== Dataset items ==
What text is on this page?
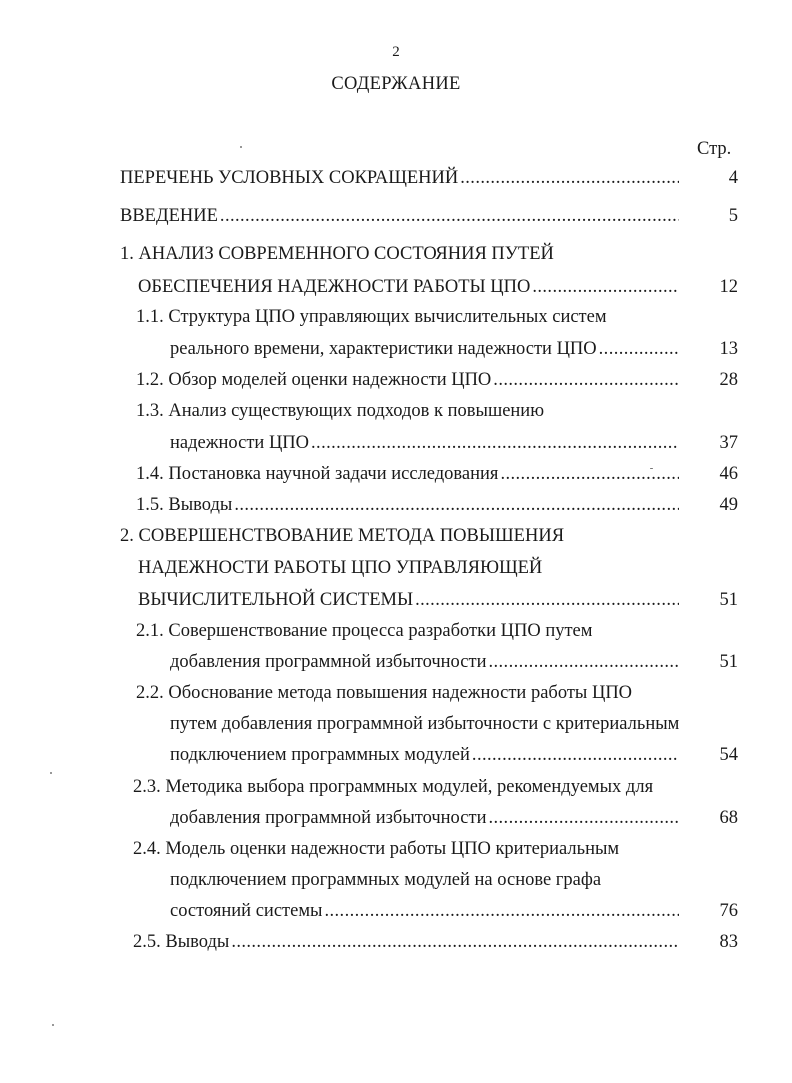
2
СОДЕРЖАНИЕ
Стр.
ПЕРЕЧЕНЬ УСЛОВНЫХ СОКРАЩЕНИЙ .....	4
ВВЕДЕНИЕ .....	5
1. АНАЛИЗ СОВРЕМЕННОГО СОСТОЯНИЯ ПУТЕЙ
ОБЕСПЕЧЕНИЯ НАДЕЖНОСТИ РАБОТЫ ЦПО .....	12
1.1. Структура ЦПО управляющих вычислительных систем
реального времени, характеристики надежности ЦПО .....	13
1.2. Обзор моделей оценки надежности ЦПО .....	28
1.3. Анализ существующих подходов к повышению
надежности ЦПО .....	37
1.4. Постановка научной задачи исследования .....	46
1.5. Выводы .....	49
2. СОВЕРШЕНСТВОВАНИЕ МЕТОДА ПОВЫШЕНИЯ
НАДЕЖНОСТИ РАБОТЫ ЦПО УПРАВЛЯЮЩЕЙ
ВЫЧИСЛИТЕЛЬНОЙ СИСТЕМЫ .....	51
2.1. Совершенствование процесса разработки ЦПО путем
добавления программной избыточности .....	51
2.2. Обоснование метода повышения надежности работы ЦПО
путем добавления программной избыточности с критериальным
подключением программных модулей .....	54
2.3. Методика выбора программных модулей, рекомендуемых для
добавления программной избыточности .....	68
2.4. Модель оценки надежности работы ЦПО критериальным
подключением программных модулей на основе графа
состояний системы .....	76
2.5. Выводы .....	83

== Direction ==
Copy out every line in the entries above that holds "программных".

== Task response ==
подключением программных модулей .....	54
2.3. Методика выбора программных модулей, рекомендуемых для
подключением программных модулей на основе графа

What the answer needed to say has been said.